Problem: Go through the lines below and copy each one that holds the string "Längenmühlweg".

Supplied records:
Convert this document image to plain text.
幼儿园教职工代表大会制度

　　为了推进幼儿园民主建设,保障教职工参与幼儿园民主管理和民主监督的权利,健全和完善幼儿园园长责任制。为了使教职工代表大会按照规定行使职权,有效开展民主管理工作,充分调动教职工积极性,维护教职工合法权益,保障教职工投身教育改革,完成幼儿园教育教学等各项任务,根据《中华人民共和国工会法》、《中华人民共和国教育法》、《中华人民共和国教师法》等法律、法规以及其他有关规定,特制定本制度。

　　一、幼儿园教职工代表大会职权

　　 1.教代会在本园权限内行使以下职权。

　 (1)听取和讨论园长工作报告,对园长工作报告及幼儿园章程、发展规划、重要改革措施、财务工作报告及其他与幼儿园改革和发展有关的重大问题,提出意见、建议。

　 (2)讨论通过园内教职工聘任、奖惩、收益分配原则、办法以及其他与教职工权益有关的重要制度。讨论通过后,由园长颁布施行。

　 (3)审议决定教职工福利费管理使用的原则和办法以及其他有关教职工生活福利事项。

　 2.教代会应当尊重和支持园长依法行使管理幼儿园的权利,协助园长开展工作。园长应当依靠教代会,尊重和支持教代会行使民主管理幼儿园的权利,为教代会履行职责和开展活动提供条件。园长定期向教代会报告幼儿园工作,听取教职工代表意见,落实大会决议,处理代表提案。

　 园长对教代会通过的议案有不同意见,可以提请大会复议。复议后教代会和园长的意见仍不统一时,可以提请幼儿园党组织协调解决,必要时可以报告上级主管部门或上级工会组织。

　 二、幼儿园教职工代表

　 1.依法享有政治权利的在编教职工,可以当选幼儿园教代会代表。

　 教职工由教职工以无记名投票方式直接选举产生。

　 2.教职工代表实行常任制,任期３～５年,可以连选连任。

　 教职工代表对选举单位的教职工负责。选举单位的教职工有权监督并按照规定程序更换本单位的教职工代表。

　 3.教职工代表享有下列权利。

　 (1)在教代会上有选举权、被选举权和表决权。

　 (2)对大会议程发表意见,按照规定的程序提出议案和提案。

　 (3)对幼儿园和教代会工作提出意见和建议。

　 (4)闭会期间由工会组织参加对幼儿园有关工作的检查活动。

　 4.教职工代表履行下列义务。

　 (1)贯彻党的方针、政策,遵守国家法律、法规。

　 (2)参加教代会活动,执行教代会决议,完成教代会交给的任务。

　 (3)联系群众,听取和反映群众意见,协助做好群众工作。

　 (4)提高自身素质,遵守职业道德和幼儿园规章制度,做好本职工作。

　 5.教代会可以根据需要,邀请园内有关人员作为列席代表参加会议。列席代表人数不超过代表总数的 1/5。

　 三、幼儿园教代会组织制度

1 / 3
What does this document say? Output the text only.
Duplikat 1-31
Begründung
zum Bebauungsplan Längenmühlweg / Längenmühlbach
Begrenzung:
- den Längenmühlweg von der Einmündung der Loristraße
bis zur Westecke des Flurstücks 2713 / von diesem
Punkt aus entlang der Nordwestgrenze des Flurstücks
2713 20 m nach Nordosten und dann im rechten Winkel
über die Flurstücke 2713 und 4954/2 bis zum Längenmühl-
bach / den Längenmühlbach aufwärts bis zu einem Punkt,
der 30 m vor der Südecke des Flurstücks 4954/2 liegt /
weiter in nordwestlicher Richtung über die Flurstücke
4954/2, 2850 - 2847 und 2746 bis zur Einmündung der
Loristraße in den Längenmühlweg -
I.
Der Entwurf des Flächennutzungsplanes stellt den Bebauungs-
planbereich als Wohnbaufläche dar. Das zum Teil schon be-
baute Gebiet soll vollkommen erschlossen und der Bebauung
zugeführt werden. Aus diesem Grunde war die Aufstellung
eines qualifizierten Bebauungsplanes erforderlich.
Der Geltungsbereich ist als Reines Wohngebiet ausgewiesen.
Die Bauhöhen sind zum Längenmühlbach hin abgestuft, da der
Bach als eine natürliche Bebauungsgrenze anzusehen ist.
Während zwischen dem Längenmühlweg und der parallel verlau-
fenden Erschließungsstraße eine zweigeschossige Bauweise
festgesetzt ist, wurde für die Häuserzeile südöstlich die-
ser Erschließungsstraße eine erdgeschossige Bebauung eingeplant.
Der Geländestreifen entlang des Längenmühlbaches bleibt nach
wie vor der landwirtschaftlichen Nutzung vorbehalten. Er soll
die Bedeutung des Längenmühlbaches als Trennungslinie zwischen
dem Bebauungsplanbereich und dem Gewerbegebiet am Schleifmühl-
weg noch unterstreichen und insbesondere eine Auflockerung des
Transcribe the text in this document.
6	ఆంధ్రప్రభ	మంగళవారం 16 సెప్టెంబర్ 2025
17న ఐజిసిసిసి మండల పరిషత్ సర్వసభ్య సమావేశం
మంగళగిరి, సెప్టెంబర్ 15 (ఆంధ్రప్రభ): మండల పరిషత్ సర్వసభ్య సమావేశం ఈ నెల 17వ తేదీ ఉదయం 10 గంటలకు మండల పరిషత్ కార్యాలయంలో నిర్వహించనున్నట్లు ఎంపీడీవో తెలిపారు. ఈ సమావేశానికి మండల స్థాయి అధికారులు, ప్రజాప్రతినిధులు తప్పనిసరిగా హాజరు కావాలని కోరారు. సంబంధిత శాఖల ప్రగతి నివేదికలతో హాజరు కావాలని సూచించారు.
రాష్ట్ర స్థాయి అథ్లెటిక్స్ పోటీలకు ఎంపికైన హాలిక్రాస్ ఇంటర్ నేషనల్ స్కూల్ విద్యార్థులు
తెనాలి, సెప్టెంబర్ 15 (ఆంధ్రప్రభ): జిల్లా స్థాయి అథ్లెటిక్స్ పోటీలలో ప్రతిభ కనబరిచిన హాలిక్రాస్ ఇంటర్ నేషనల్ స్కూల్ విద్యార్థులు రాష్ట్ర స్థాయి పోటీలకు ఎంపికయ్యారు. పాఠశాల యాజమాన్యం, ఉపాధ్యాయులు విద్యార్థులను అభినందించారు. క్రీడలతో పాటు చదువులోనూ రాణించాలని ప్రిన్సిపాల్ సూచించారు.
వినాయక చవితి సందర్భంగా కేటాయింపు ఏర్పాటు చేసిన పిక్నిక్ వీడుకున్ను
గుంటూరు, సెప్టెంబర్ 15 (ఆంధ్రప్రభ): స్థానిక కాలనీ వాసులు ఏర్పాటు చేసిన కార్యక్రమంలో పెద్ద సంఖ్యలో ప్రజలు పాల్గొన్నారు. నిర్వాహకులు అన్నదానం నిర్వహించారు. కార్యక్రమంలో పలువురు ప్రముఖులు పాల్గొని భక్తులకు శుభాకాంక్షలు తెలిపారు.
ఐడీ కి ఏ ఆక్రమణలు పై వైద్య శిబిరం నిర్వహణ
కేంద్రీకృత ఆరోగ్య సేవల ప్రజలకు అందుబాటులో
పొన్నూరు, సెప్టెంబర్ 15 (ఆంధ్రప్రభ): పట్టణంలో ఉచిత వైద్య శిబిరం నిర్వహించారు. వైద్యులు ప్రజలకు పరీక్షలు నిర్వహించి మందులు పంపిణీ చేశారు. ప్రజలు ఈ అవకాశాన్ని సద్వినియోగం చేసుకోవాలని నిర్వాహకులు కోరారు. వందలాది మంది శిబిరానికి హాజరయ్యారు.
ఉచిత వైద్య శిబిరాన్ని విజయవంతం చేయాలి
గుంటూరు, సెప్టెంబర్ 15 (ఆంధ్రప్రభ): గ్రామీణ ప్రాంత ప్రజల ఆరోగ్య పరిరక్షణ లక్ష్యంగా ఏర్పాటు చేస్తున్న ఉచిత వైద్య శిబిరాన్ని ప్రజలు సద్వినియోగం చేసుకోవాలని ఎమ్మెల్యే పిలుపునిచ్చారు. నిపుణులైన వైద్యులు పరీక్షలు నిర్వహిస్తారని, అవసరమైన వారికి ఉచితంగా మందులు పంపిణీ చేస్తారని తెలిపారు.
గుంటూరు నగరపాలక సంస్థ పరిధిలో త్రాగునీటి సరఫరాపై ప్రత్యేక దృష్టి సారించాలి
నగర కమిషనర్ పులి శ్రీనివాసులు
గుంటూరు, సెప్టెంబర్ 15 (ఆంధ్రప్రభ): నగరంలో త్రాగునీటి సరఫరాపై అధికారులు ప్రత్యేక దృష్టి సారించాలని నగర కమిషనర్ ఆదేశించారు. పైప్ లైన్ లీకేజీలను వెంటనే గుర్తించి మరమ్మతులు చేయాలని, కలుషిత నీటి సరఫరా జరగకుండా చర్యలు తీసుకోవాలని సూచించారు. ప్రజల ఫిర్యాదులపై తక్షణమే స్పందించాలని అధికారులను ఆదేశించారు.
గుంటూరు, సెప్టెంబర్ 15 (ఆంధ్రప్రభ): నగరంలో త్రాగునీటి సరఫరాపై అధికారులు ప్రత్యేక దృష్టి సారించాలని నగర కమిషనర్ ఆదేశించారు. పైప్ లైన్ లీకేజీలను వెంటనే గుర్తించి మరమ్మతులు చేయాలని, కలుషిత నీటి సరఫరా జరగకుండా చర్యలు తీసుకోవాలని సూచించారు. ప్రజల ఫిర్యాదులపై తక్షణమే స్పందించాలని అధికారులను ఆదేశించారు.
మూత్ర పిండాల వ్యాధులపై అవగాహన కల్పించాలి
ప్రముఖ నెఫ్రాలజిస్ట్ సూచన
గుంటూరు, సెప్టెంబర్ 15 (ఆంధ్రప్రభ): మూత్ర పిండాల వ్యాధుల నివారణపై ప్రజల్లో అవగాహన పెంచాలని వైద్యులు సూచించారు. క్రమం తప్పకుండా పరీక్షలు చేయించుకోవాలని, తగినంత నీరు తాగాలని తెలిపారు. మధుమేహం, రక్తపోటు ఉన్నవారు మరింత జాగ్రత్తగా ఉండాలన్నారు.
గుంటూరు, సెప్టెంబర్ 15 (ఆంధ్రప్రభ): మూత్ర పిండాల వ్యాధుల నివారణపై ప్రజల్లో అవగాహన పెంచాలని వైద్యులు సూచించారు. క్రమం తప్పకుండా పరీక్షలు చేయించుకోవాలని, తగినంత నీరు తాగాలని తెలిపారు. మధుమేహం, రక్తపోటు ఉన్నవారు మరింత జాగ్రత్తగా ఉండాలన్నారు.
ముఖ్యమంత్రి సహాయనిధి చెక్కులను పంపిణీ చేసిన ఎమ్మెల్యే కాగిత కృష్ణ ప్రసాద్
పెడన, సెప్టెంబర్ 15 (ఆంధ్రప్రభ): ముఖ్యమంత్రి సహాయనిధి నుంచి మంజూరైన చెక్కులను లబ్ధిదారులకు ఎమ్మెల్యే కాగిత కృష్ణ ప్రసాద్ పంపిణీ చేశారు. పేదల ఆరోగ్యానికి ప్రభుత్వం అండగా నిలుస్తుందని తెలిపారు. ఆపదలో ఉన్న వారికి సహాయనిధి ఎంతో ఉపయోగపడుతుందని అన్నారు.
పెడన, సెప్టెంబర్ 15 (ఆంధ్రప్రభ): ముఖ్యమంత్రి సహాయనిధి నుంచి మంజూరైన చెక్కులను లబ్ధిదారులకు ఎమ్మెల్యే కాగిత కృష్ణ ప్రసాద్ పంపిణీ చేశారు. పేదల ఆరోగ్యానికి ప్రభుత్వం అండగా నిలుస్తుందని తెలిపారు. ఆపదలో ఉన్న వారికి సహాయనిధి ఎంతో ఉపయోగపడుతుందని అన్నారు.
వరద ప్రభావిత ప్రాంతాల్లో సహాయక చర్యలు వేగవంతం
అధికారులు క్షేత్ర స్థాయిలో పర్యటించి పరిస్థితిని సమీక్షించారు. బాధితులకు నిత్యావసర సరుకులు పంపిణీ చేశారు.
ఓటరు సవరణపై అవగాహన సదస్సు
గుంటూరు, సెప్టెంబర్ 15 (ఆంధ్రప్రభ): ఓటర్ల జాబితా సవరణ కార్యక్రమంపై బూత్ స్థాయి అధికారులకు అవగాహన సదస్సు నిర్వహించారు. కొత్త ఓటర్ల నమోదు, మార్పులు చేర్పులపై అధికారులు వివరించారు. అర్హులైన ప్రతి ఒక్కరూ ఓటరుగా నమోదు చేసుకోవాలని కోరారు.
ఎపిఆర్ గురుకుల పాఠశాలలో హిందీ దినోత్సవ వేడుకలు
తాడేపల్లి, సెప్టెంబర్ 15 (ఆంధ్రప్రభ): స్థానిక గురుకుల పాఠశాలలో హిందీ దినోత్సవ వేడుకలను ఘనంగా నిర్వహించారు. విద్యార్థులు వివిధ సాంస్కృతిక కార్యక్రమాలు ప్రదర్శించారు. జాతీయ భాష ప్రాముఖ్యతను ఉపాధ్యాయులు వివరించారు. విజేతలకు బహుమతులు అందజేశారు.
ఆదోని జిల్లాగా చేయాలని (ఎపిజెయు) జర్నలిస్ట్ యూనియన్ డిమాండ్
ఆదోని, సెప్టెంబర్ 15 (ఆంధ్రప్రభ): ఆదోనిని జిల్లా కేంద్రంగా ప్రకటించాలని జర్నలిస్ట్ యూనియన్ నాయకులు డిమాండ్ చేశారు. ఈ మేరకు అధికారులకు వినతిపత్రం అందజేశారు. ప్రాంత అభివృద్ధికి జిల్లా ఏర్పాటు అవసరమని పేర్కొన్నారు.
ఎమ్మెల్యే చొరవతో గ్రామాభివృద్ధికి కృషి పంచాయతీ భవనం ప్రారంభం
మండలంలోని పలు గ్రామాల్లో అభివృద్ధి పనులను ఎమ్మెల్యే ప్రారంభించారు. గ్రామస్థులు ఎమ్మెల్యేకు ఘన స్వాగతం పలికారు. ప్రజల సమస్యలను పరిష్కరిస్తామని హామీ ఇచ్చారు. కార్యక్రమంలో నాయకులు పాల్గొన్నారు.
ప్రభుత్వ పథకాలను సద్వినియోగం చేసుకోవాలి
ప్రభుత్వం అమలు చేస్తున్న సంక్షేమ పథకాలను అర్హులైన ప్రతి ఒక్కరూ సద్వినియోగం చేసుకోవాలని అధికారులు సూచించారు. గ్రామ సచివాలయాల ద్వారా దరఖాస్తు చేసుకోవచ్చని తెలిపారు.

Response below:
zum Bebauungsplan Längenmühlweg / Längenmühlbach
- den Längenmühlweg von der Einmündung der Loristraße
Loristraße in den Längenmühlweg -
Während zwischen dem Längenmühlweg und der parallel verlau-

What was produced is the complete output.